WHAT IS NEEDED: Copy every line from the data below in which the string "standartlarga" can be found.

::: THE INPUT

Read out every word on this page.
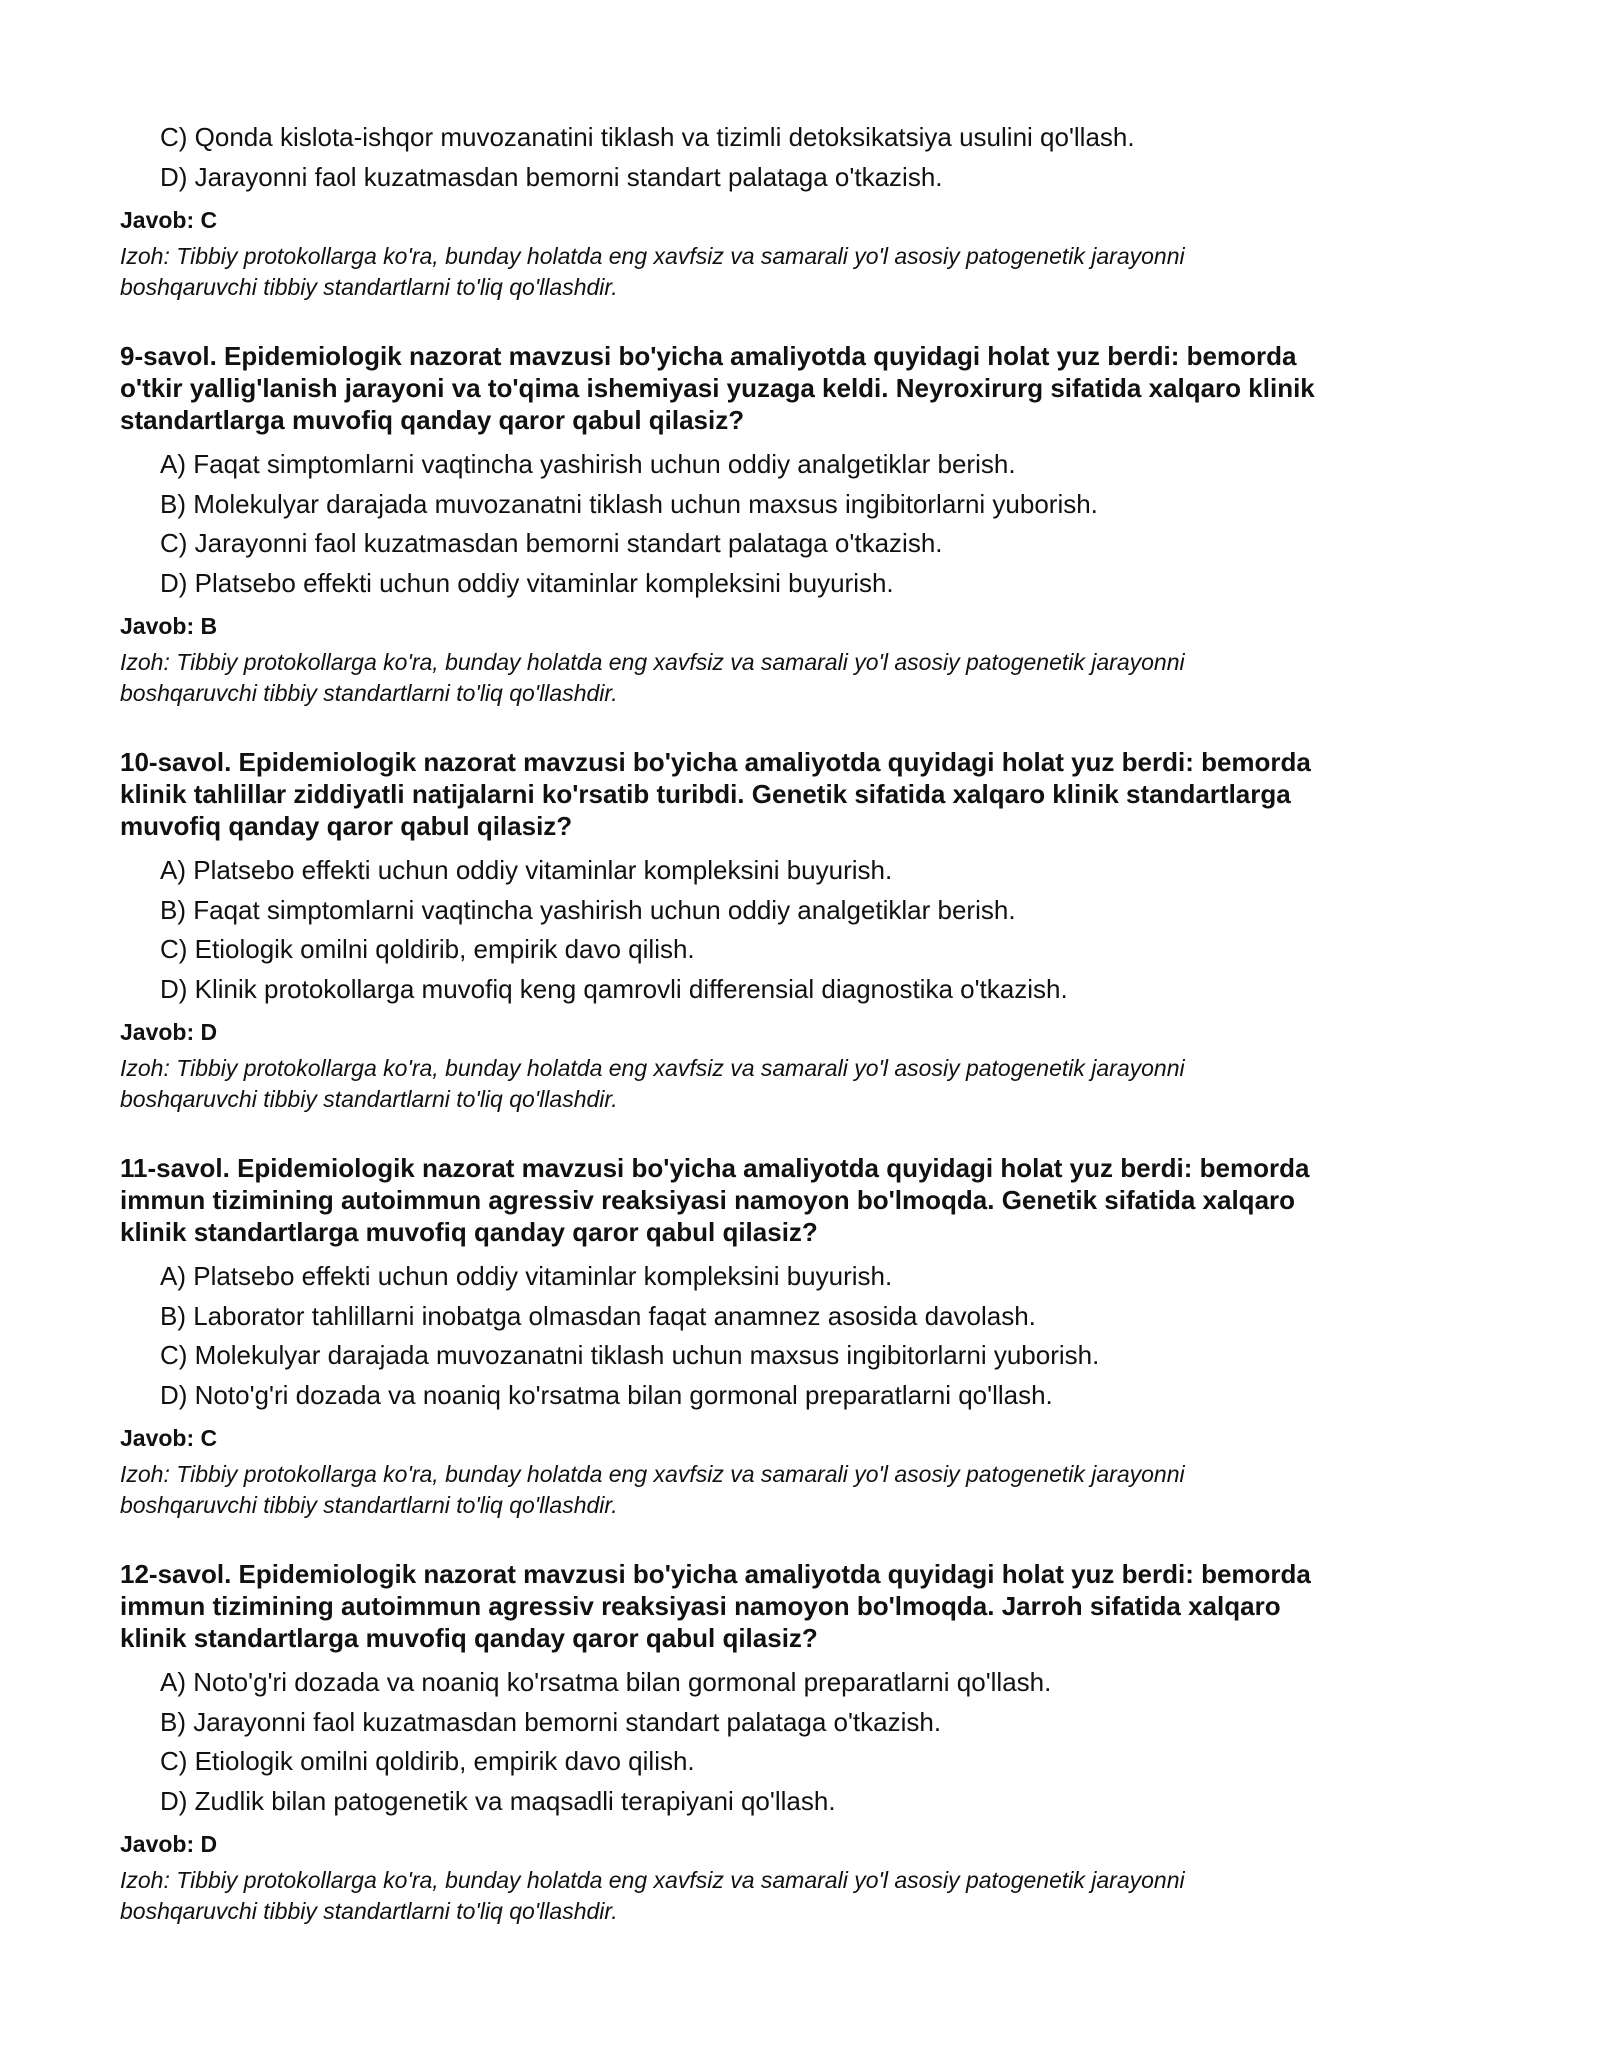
C) Qonda kislota-ishqor muvozanatini tiklash va tizimli detoksikatsiya usulini qo'llash.
D) Jarayonni faol kuzatmasdan bemorni standart palataga o'tkazish.
Javob: C
Izoh: Tibbiy protokollarga ko'ra, bunday holatda eng xavfsiz va samarali yo'l asosiy patogenetik jarayonni
boshqaruvchi tibbiy standartlarni to'liq qo'llashdir.
9-savol. Epidemiologik nazorat mavzusi bo'yicha amaliyotda quyidagi holat yuz berdi: bemorda
o'tkir yallig'lanish jarayoni va to'qima ishemiyasi yuzaga keldi. Neyroxirurg sifatida xalqaro klinik
standartlarga muvofiq qanday qaror qabul qilasiz?
A) Faqat simptomlarni vaqtincha yashirish uchun oddiy analgetiklar berish.
B) Molekulyar darajada muvozanatni tiklash uchun maxsus ingibitorlarni yuborish.
C) Jarayonni faol kuzatmasdan bemorni standart palataga o'tkazish.
D) Platsebo effekti uchun oddiy vitaminlar kompleksini buyurish.
Javob: B
Izoh: Tibbiy protokollarga ko'ra, bunday holatda eng xavfsiz va samarali yo'l asosiy patogenetik jarayonni
boshqaruvchi tibbiy standartlarni to'liq qo'llashdir.
10-savol. Epidemiologik nazorat mavzusi bo'yicha amaliyotda quyidagi holat yuz berdi: bemorda
klinik tahlillar ziddiyatli natijalarni ko'rsatib turibdi. Genetik sifatida xalqaro klinik standartlarga
muvofiq qanday qaror qabul qilasiz?
A) Platsebo effekti uchun oddiy vitaminlar kompleksini buyurish.
B) Faqat simptomlarni vaqtincha yashirish uchun oddiy analgetiklar berish.
C) Etiologik omilni qoldirib, empirik davo qilish.
D) Klinik protokollarga muvofiq keng qamrovli differensial diagnostika o'tkazish.
Javob: D
Izoh: Tibbiy protokollarga ko'ra, bunday holatda eng xavfsiz va samarali yo'l asosiy patogenetik jarayonni
boshqaruvchi tibbiy standartlarni to'liq qo'llashdir.
11-savol. Epidemiologik nazorat mavzusi bo'yicha amaliyotda quyidagi holat yuz berdi: bemorda
immun tizimining autoimmun agressiv reaksiyasi namoyon bo'lmoqda. Genetik sifatida xalqaro
klinik standartlarga muvofiq qanday qaror qabul qilasiz?
A) Platsebo effekti uchun oddiy vitaminlar kompleksini buyurish.
B) Laborator tahlillarni inobatga olmasdan faqat anamnez asosida davolash.
C) Molekulyar darajada muvozanatni tiklash uchun maxsus ingibitorlarni yuborish.
D) Noto'g'ri dozada va noaniq ko'rsatma bilan gormonal preparatlarni qo'llash.
Javob: C
Izoh: Tibbiy protokollarga ko'ra, bunday holatda eng xavfsiz va samarali yo'l asosiy patogenetik jarayonni
boshqaruvchi tibbiy standartlarni to'liq qo'llashdir.
12-savol. Epidemiologik nazorat mavzusi bo'yicha amaliyotda quyidagi holat yuz berdi: bemorda
immun tizimining autoimmun agressiv reaksiyasi namoyon bo'lmoqda. Jarroh sifatida xalqaro
klinik standartlarga muvofiq qanday qaror qabul qilasiz?
A) Noto'g'ri dozada va noaniq ko'rsatma bilan gormonal preparatlarni qo'llash.
B) Jarayonni faol kuzatmasdan bemorni standart palataga o'tkazish.
C) Etiologik omilni qoldirib, empirik davo qilish.
D) Zudlik bilan patogenetik va maqsadli terapiyani qo'llash.
Javob: D
Izoh: Tibbiy protokollarga ko'ra, bunday holatda eng xavfsiz va samarali yo'l asosiy patogenetik jarayonni
boshqaruvchi tibbiy standartlarni to'liq qo'llashdir.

::::::

FULL OUTPUT:
standartlarga muvofiq qanday qaror qabul qilasiz?
klinik tahlillar ziddiyatli natijalarni ko'rsatib turibdi. Genetik sifatida xalqaro klinik standartlarga
klinik standartlarga muvofiq qanday qaror qabul qilasiz?
klinik standartlarga muvofiq qanday qaror qabul qilasiz?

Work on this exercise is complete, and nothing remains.